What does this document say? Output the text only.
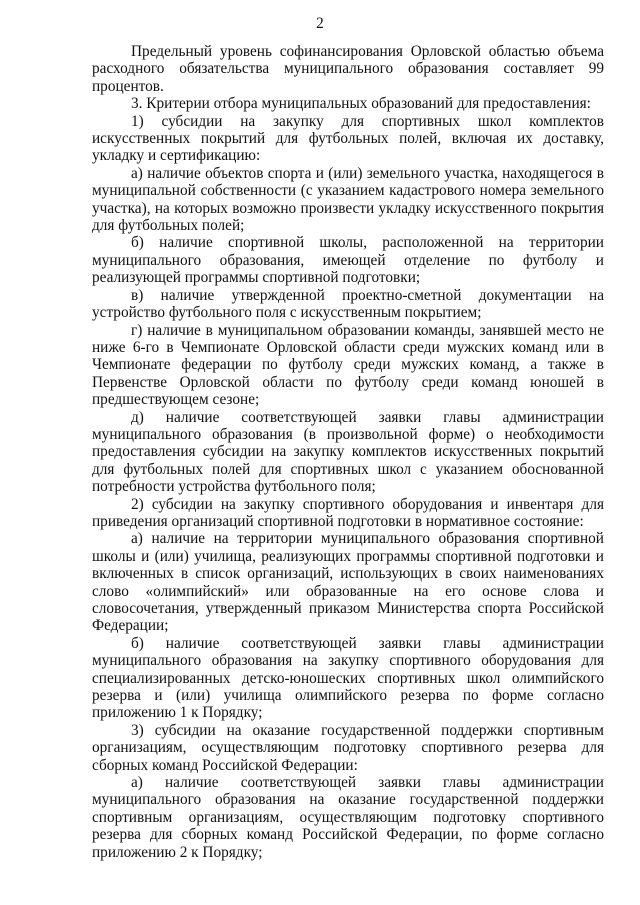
2

Предельный уровень софинансирования Орловской областью объема расходного обязательства муниципального образования составляет 99 процентов.

3. Критерии отбора муниципальных образований для предоставления:

1) субсидии на закупку для спортивных школ комплектов искусственных покрытий для футбольных полей, включая их доставку, укладку и сертификацию:

а) наличие объектов спорта и (или) земельного участка, находящегося в муниципальной собственности (с указанием кадастрового номера земельного участка), на которых возможно произвести укладку искусственного покрытия для футбольных полей;

б) наличие спортивной школы, расположенной на территории муниципального образования, имеющей отделение по футболу и реализующей программы спортивной подготовки;

в) наличие утвержденной проектно-сметной документации на устройство футбольного поля с искусственным покрытием;

г) наличие в муниципальном образовании команды, занявшей место не ниже 6-го в Чемпионате Орловской области среди мужских команд или в Чемпионате федерации по футболу среди мужских команд, а также в Первенстве Орловской области по футболу среди команд юношей в предшествующем сезоне;

д) наличие соответствующей заявки главы администрации муниципального образования (в произвольной форме) о необходимости предоставления субсидии на закупку комплектов искусственных покрытий для футбольных полей для спортивных школ с указанием обоснованной потребности устройства футбольного поля;

2) субсидии на закупку спортивного оборудования и инвентаря для приведения организаций спортивной подготовки в нормативное состояние:

а) наличие на территории муниципального образования спортивной школы и (или) училища, реализующих программы спортивной подготовки и включенных в список организаций, использующих в своих наименованиях слово «олимпийский» или образованные на его основе слова и словосочетания, утвержденный приказом Министерства спорта Российской Федерации;

б) наличие соответствующей заявки главы администрации муниципального образования на закупку спортивного оборудования для специализированных детско-юношеских спортивных школ олимпийского резерва и (или) училища олимпийского резерва по форме согласно приложению 1 к Порядку;

3) субсидии на оказание государственной поддержки спортивным организациям, осуществляющим подготовку спортивного резерва для сборных команд Российской Федерации:

а) наличие соответствующей заявки главы администрации муниципального образования на оказание государственной поддержки спортивным организациям, осуществляющим подготовку спортивного резерва для сборных команд Российской Федерации, по форме согласно приложению 2 к Порядку;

**WHAT YOU SHOULD DO:** Without including any picture, retype the entries exactly.

**ANSWER TO THIS TASK:**
What does this document say? Output the text only.
2

Предельный уровень софинансирования Орловской областью объема расходного обязательства муниципального образования составляет 99 процентов.

3. Критерии отбора муниципальных образований для предоставления:

1) субсидии на закупку для спортивных школ комплектов искусственных покрытий для футбольных полей, включая их доставку, укладку и сертификацию:

а) наличие объектов спорта и (или) земельного участка, находящегося в муниципальной собственности (с указанием кадастрового номера земельного участка), на которых возможно произвести укладку искусственного покрытия для футбольных полей;

б) наличие спортивной школы, расположенной на территории муниципального образования, имеющей отделение по футболу и реализующей программы спортивной подготовки;

в) наличие утвержденной проектно-сметной документации на устройство футбольного поля с искусственным покрытием;

г) наличие в муниципальном образовании команды, занявшей место не ниже 6-го в Чемпионате Орловской области среди мужских команд или в Чемпионате федерации по футболу среди мужских команд, а также в Первенстве Орловской области по футболу среди команд юношей в предшествующем сезоне;

д) наличие соответствующей заявки главы администрации муниципального образования (в произвольной форме) о необходимости предоставления субсидии на закупку комплектов искусственных покрытий для футбольных полей для спортивных школ с указанием обоснованной потребности устройства футбольного поля;

2) субсидии на закупку спортивного оборудования и инвентаря для приведения организаций спортивной подготовки в нормативное состояние:

а) наличие на территории муниципального образования спортивной школы и (или) училища, реализующих программы спортивной подготовки и включенных в список организаций, использующих в своих наименованиях слово «олимпийский» или образованные на его основе слова и словосочетания, утвержденный приказом Министерства спорта Российской Федерации;

б) наличие соответствующей заявки главы администрации муниципального образования на закупку спортивного оборудования для специализированных детско-юношеских спортивных школ олимпийского резерва и (или) училища олимпийского резерва по форме согласно приложению 1 к Порядку;

3) субсидии на оказание государственной поддержки спортивным организациям, осуществляющим подготовку спортивного резерва для сборных команд Российской Федерации:

а) наличие соответствующей заявки главы администрации муниципального образования на оказание государственной поддержки спортивным организациям, осуществляющим подготовку спортивного резерва для сборных команд Российской Федерации, по форме согласно приложению 2 к Порядку;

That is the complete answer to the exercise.